Objective: Restate the data below word for word. Skip any images it contains.

--- BEGIN Material supplied ---

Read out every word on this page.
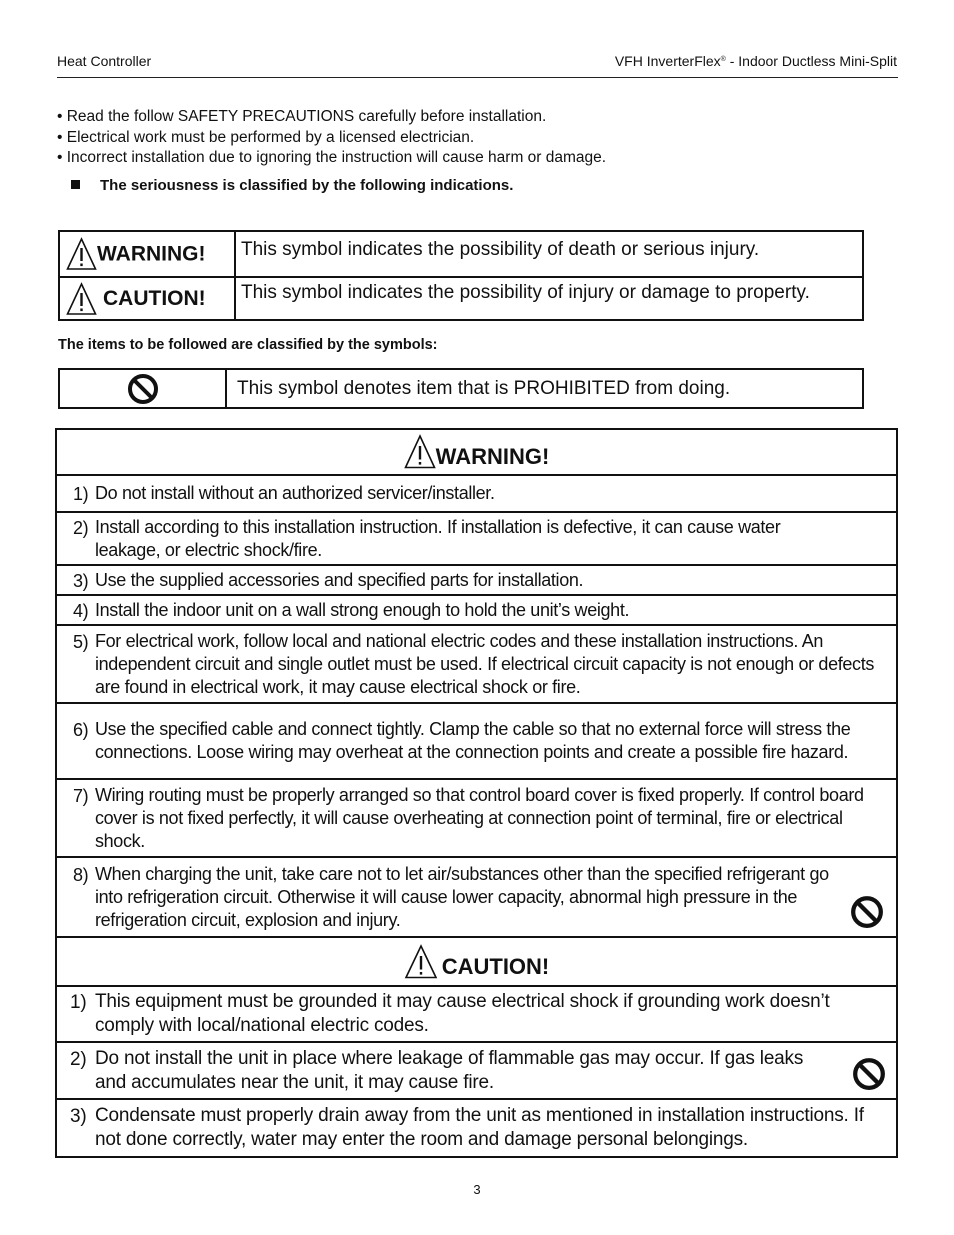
Heat Controller	VFH InverterFlex® - Indoor Ductless Mini-Split
• Read the follow SAFETY PRECAUTIONS carefully before installation.
• Electrical work must be performed by a licensed electrician.
• Incorrect installation due to ignoring the instruction will cause harm or damage.
The seriousness is classified by the following indications.
WARNING!	This symbol indicates the possibility of death or serious injury.

CAUTION!	This symbol indicates the possibility of injury or damage to property.
The items to be followed are classified by the symbols:
	This symbol denotes item that is PROHIBITED from doing.
WARNING!

1) Do not install without an authorized servicer/installer.

2) Install according to this installation instruction. If installation is defective, it can cause water leakage, or electric shock/fire.

3) Use the supplied accessories and specified parts for installation.

4) Install the indoor unit on a wall strong enough to hold the unit’s weight.

5) For electrical work, follow local and national electric codes and these installation instructions. An independent circuit and single outlet must be used. If electrical circuit capacity is not enough or defects are found in electrical work, it may cause electrical shock or fire.

6) Use the specified cable and connect tightly. Clamp the cable so that no external force will stress the connections. Loose wiring may overheat at the connection points and create a possible fire hazard.

7) Wiring routing must be properly arranged so that control board cover is fixed properly. If control board cover is not fixed perfectly, it will cause overheating at connection point of terminal, fire or electrical shock.

8) When charging the unit, take care not to let air/substances other than the specified refrigerant go into refrigeration circuit. Otherwise it will cause lower capacity, abnormal high pressure in the refrigeration circuit, explosion and injury.

CAUTION!

1) This equipment must be grounded it may cause electrical shock if grounding work doesn’t comply with local/national electric codes.

2) Do not install the unit in place where leakage of flammable gas may occur. If gas leaks and accumulates near the unit, it may cause fire.

3) Condensate must properly drain away from the unit as mentioned in installation instructions. If not done correctly, water may enter the room and damage personal belongings.
3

--- END Material supplied ---

Response:
Read out every word on this page.
Heat Controller	VFH InverterFlex® - Indoor Ductless Mini-Split
• Read the follow SAFETY PRECAUTIONS carefully before installation.
• Electrical work must be performed by a licensed electrician.
• Incorrect installation due to ignoring the instruction will cause harm or damage.
The seriousness is classified by the following indications.
WARNING!	This symbol indicates the possibility of death or serious injury.

CAUTION!	This symbol indicates the possibility of injury or damage to property.
The items to be followed are classified by the symbols:
	This symbol denotes item that is PROHIBITED from doing.
WARNING!

1) Do not install without an authorized servicer/installer.

2) Install according to this installation instruction. If installation is defective, it can cause water leakage, or electric shock/fire.

3) Use the supplied accessories and specified parts for installation.

4) Install the indoor unit on a wall strong enough to hold the unit’s weight.

5) For electrical work, follow local and national electric codes and these installation instructions. An independent circuit and single outlet must be used. If electrical circuit capacity is not enough or defects are found in electrical work, it may cause electrical shock or fire.

6) Use the specified cable and connect tightly. Clamp the cable so that no external force will stress the connections. Loose wiring may overheat at the connection points and create a possible fire hazard.

7) Wiring routing must be properly arranged so that control board cover is fixed properly. If control board cover is not fixed perfectly, it will cause overheating at connection point of terminal, fire or electrical shock.

8) When charging the unit, take care not to let air/substances other than the specified refrigerant go into refrigeration circuit. Otherwise it will cause lower capacity, abnormal high pressure in the refrigeration circuit, explosion and injury.

CAUTION!

1) This equipment must be grounded it may cause electrical shock if grounding work doesn’t comply with local/national electric codes.

2) Do not install the unit in place where leakage of flammable gas may occur. If gas leaks and accumulates near the unit, it may cause fire.

3) Condensate must properly drain away from the unit as mentioned in installation instructions. If not done correctly, water may enter the room and damage personal belongings.
3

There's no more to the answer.